TASK REQUIREMENTS ▸
Go over the listing below line by line and tally those containing "JSON". Give only the tally.

DATASET RECORDS ▸
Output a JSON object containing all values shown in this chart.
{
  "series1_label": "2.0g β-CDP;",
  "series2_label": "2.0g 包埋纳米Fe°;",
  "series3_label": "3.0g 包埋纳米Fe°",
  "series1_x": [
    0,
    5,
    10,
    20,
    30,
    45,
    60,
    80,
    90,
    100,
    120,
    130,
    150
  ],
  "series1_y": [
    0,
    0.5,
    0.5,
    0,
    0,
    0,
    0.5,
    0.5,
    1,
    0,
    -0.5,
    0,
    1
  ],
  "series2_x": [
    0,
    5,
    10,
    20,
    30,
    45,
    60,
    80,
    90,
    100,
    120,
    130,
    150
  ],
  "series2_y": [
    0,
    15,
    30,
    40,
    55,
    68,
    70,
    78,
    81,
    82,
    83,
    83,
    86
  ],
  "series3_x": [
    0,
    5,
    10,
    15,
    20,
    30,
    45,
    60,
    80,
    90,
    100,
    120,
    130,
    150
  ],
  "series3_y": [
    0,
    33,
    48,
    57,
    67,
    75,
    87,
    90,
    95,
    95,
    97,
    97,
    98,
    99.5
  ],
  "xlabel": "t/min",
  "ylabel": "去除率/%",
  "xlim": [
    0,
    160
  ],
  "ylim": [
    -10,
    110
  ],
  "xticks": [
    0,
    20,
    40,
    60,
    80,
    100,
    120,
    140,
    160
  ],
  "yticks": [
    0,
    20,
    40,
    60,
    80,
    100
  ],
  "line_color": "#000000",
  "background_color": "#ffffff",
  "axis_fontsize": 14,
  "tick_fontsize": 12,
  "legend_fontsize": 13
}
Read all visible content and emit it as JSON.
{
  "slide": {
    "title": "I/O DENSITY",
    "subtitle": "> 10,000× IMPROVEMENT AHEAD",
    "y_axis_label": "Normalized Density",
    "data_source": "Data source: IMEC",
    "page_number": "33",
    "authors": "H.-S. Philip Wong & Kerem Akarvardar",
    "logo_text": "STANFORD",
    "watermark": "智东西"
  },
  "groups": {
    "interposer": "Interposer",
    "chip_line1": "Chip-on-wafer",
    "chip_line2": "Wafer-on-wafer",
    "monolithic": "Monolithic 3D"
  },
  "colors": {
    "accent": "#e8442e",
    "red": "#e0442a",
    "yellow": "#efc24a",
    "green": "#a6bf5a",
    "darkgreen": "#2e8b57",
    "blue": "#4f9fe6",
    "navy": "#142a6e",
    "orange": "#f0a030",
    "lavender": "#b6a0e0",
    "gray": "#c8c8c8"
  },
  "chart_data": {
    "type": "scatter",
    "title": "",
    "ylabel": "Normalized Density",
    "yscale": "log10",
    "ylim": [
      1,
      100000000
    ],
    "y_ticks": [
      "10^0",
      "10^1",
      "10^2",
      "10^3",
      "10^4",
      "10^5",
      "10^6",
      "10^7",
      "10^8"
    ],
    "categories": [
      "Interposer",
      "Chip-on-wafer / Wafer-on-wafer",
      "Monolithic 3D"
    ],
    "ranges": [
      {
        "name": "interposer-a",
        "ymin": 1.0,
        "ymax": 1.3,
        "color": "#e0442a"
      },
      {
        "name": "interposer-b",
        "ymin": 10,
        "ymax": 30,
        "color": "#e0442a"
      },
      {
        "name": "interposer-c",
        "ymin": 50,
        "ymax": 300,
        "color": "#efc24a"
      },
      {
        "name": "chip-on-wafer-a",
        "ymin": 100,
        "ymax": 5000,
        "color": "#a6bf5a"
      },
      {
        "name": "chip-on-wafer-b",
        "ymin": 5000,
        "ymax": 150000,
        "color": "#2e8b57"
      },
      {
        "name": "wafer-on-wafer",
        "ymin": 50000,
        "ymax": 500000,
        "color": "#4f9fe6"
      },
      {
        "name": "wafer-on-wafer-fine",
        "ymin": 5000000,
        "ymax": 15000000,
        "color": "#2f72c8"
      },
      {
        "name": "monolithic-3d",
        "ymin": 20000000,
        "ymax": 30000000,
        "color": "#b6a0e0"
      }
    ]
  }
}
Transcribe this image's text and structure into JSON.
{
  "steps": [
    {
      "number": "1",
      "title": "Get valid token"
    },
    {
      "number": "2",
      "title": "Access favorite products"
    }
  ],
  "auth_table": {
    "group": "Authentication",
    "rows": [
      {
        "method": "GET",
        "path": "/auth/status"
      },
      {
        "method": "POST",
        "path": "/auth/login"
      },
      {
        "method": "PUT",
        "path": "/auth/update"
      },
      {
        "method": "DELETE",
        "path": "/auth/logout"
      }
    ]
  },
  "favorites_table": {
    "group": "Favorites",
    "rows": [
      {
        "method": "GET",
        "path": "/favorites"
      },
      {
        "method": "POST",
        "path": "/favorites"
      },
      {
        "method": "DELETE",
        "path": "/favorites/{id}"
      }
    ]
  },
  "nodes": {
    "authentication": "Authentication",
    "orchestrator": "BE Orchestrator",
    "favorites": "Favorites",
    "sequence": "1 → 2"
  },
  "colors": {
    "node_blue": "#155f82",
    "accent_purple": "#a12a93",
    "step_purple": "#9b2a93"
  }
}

RESPONSE TO THE TASK ▸
3